***** Record list

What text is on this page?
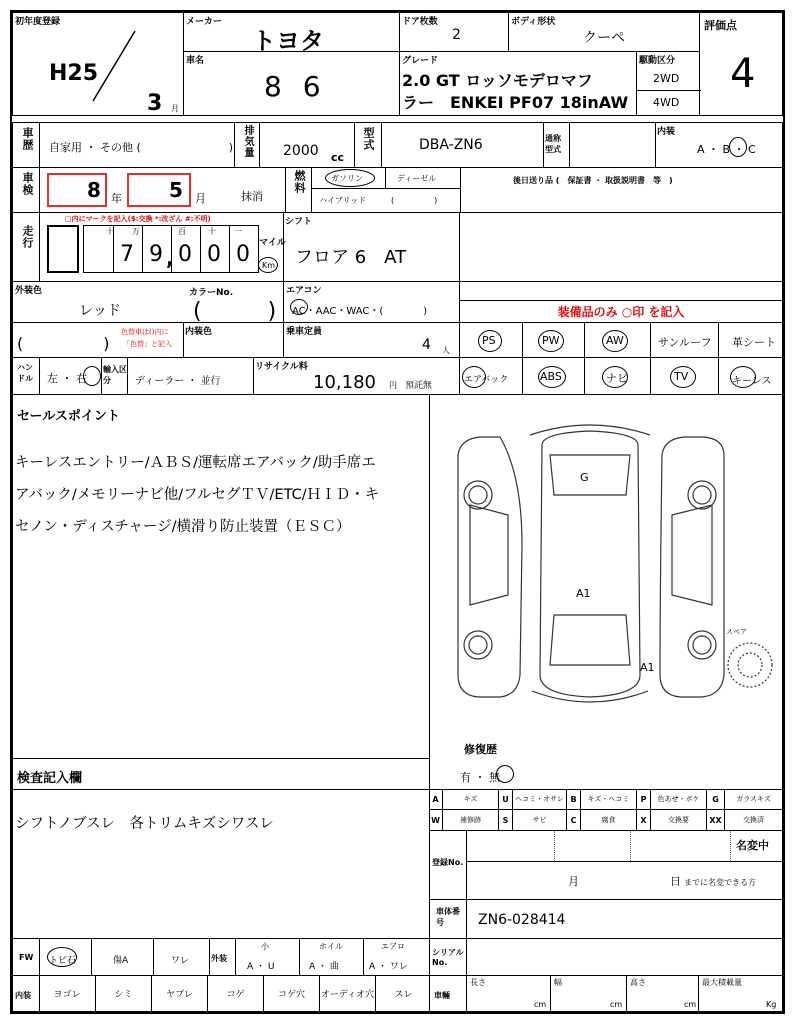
初年度登録
H25
3 月
メーカー
トヨタ
ドア枚数
2
ボディ形状
クーペ
評価点
4
車名
8 6
グレード
2.0 GT ロッソモデロマフ
ラー　ENKEI PF07 18inAW
駆動区分
2WD
4WD
車歴 自家用 ・ その他 (　　　　　　　　) 排気量 2000 cc
型式	DBA-ZN6	通称型式
内装
A ・ B ・ C
車検	8 年 5 月	抹消
燃料	ガソリン	ディーゼル
ハイブリッド	(　　　　　)
後日送り品 (　保証書 ・ 取扱説明書　等　)
走行
□内にマークを記入($:交換 *:改ざん #:不明)
十 万	百	十 一
7 9 , 0 0 0 マイル
Km
シフト
フロア 6　AT
外装色
レッド
カラーNo.
(　　　)
エアコン
AC・AAC・WAC・(　　　　)	装備品のみ ○印 を記入
(　　　　　)
色替車は()内に
「色替」と記入
内装色	乗車定員
4 人
PS	PW	AW	サンルーフ 革シート
エアバック	ABS	ナビ	TV	キーレス
ハンドル 左 ・ 右
輸入区分	ディーラー ・ 並行
リサイクル料
10,180 円 預託無
セールスポイント
キーレスエントリー/ＡＢＳ/運転席エアバック/助手席エ
アバック/メモリーナビ他/フルセグＴＶ/ETC/ＨＩＤ・キ
セノン・ディスチャージ/横滑り防止装置（ＥＳＣ）
G
A1
A1
スペア
修復歴
有 ・ 無
検査記入欄
シフトノブスレ　各トリムキズシワスレ
A	キズ	U ヘコミ・オサレ B	キズ・ヘコミ	P	色あせ・ボケ	G	ガラスキズ
W	補修跡	S	サビ	C	腐食	X	交換要	XX	交換済
登録No.
名変中
月	日 までに名変できる方
車体番号	ZN6-028414
FW トビ石	傷A	ワレ	外装
小
A ・ U
ホイル
A ・ 曲
エアロ
A ・ ワレ
シリアルNo.
内装	ヨゴレ	シミ	ヤブレ	コゲ	コゲ穴	オーディオ穴	スレ	車輛
長さ
cm
幅
cm
高さ
cm
最大積載量
Kg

**********

### Task objective
Reproduce every record above exactly, omitting the pictures.

### Full solution
What text is on this page?
初年度登録
H25
3 月
メーカー
トヨタ
ドア枚数
2
ボディ形状
クーペ
評価点
4
車名
8 6
グレード
2.0 GT ロッソモデロマフ
ラー　ENKEI PF07 18inAW
駆動区分
2WD
4WD
車歴 自家用 ・ その他 (　　　　　　　　) 排気量 2000 cc
型式	DBA-ZN6	通称型式
内装
A ・ B ・ C
車検	8 年 5 月	抹消
燃料	ガソリン	ディーゼル
ハイブリッド	(　　　　　)
後日送り品 (　保証書 ・ 取扱説明書　等　)
走行
□内にマークを記入($:交換 *:改ざん #:不明)
十 万	百	十 一
7 9 , 0 0 0 マイル
Km
シフト
フロア 6　AT
外装色
レッド
カラーNo.
(　　　)
エアコン
AC・AAC・WAC・(　　　　)	装備品のみ ○印 を記入
(　　　　　)
色替車は()内に
「色替」と記入
内装色	乗車定員
4 人
PS	PW	AW	サンルーフ 革シート
エアバック	ABS	ナビ	TV	キーレス
ハンドル 左 ・ 右
輸入区分	ディーラー ・ 並行
リサイクル料
10,180 円 預託無
セールスポイント
キーレスエントリー/ＡＢＳ/運転席エアバック/助手席エ
アバック/メモリーナビ他/フルセグＴＶ/ETC/ＨＩＤ・キ
セノン・ディスチャージ/横滑り防止装置（ＥＳＣ）
G
A1
A1
スペア
修復歴
有 ・ 無
検査記入欄
シフトノブスレ　各トリムキズシワスレ
A	キズ	U ヘコミ・オサレ B	キズ・ヘコミ	P	色あせ・ボケ	G	ガラスキズ
W	補修跡	S	サビ	C	腐食	X	交換要	XX	交換済
登録No.
名変中
月	日 までに名変できる方
車体番号	ZN6-028414
FW トビ石	傷A	ワレ	外装
小
A ・ U
ホイル
A ・ 曲
エアロ
A ・ ワレ
シリアルNo.
内装	ヨゴレ	シミ	ヤブレ	コゲ	コゲ穴	オーディオ穴	スレ	車輛
長さ
cm
幅
cm
高さ
cm
最大積載量
Kg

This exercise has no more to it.